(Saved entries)

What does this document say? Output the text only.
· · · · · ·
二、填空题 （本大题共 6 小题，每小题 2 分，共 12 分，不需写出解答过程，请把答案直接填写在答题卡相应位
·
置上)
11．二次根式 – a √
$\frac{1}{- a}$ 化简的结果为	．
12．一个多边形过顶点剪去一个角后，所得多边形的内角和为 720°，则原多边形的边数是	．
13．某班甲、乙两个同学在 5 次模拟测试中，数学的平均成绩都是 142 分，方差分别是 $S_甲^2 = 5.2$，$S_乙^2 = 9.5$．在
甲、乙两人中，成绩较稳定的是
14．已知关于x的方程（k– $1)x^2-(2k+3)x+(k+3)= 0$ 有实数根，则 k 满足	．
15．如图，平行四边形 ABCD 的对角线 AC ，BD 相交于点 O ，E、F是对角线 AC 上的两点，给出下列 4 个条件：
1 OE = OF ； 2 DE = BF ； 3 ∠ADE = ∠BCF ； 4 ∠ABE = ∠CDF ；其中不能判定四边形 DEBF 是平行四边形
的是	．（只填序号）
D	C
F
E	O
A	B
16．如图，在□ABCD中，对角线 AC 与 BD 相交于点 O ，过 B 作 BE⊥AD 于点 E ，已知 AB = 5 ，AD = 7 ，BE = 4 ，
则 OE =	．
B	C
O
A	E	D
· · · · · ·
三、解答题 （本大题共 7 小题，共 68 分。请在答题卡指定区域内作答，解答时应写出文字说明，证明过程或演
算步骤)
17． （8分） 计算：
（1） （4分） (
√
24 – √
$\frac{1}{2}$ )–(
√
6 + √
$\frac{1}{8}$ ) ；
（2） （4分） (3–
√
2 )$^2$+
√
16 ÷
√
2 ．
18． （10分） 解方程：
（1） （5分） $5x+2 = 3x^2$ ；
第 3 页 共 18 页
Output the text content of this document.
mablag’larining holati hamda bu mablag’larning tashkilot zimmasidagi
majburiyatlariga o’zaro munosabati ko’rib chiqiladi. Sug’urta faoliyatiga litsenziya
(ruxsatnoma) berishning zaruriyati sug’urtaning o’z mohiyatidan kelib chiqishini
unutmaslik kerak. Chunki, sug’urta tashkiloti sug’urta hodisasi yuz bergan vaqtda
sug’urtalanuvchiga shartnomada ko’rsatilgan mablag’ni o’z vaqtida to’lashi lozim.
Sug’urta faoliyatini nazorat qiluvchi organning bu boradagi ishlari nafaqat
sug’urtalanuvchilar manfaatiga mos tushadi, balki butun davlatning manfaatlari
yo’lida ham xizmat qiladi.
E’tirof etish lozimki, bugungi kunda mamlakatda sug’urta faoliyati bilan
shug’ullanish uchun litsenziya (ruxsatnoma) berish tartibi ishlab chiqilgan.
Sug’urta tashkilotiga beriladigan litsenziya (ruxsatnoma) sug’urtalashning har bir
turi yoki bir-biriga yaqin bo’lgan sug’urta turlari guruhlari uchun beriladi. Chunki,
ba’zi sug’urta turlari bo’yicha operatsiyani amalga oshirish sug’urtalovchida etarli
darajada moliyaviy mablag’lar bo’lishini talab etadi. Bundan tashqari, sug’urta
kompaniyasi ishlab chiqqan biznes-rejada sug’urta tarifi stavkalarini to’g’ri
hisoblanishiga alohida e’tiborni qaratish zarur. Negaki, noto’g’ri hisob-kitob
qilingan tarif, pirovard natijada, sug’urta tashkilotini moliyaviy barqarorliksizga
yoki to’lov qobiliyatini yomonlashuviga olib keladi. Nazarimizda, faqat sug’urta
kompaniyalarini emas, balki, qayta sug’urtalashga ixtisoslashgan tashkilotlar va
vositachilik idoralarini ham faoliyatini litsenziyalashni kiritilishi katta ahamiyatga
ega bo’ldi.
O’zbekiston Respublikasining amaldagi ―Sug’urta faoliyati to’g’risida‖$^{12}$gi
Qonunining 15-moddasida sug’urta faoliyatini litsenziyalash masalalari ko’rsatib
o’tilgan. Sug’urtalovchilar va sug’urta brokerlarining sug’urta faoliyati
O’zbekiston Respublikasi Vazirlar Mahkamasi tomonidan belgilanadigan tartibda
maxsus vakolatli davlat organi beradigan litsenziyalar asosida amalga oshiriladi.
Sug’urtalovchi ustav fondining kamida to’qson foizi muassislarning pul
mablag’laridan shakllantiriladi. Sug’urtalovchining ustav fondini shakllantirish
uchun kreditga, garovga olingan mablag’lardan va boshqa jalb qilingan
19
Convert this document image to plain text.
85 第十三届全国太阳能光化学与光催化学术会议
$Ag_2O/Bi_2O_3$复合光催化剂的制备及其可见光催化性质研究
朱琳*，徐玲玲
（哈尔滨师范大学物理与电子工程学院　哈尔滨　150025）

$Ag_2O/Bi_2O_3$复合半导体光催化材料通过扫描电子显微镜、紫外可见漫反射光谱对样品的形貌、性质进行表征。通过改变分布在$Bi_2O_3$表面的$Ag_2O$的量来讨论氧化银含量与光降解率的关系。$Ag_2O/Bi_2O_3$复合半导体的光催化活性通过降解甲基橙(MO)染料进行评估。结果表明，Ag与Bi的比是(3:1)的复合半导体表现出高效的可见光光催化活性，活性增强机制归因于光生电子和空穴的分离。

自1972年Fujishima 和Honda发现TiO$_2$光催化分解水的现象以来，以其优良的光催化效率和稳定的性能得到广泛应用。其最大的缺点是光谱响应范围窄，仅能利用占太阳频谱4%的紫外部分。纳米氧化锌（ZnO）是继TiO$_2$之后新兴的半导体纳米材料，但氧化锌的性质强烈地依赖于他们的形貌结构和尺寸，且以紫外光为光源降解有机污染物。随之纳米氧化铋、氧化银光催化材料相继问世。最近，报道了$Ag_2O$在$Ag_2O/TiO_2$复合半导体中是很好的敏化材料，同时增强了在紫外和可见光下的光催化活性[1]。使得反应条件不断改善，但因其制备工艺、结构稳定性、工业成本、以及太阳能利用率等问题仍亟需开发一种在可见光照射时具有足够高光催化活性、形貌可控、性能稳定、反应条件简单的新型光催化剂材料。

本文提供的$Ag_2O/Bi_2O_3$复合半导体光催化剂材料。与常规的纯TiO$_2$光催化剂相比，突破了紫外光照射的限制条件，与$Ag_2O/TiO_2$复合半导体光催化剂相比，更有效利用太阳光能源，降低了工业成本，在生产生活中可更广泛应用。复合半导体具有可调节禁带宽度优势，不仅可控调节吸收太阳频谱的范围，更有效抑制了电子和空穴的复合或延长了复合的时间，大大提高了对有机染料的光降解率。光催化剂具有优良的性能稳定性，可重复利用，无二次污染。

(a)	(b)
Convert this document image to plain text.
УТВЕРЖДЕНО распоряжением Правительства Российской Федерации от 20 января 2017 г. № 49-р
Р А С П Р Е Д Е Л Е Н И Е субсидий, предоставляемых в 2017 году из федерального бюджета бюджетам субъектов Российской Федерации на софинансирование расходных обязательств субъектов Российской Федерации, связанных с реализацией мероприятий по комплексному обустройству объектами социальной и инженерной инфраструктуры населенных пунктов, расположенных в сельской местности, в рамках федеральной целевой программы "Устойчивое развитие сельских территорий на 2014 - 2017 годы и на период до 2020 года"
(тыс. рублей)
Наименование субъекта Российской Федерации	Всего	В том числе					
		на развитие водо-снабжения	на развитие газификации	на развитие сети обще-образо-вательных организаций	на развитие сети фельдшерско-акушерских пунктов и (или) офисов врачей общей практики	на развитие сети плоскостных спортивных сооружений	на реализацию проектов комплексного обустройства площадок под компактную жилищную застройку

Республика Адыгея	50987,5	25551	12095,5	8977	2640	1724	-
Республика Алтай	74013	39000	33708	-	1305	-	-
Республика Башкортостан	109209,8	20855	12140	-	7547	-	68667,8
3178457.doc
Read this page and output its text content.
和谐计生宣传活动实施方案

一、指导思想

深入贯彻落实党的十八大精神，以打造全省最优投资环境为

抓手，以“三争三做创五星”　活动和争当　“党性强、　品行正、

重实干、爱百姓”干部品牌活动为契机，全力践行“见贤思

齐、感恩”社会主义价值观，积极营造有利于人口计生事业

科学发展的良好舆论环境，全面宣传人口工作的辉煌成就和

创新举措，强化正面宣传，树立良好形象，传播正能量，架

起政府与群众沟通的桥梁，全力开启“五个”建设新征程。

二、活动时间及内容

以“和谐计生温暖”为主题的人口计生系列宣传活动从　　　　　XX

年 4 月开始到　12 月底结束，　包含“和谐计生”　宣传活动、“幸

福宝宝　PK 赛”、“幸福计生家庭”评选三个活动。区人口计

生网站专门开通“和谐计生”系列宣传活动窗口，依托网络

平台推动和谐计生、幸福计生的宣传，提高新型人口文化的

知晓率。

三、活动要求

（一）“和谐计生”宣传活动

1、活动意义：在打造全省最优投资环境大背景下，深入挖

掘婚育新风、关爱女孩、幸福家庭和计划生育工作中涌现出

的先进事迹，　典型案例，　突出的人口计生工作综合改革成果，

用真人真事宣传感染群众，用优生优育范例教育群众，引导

*Your objective*: Keep only the lines that hold the string "mablag", and copy them out.

*Solved exercise*:
mablag’larining holati hamda bu mablag’larning tashkilot zimmasidagi
sug’urtalanuvchiga shartnomada ko’rsatilgan mablag’ni o’z vaqtida to’lashi lozim.
darajada moliyaviy mablag’lar bo’lishini talab etadi. Bundan tashqari, sug’urta
mablag’laridan shakllantiriladi. Sug’urtalovchining ustav fondini shakllantirish
uchun kreditga, garovga olingan mablag’lardan va boshqa jalb qilingan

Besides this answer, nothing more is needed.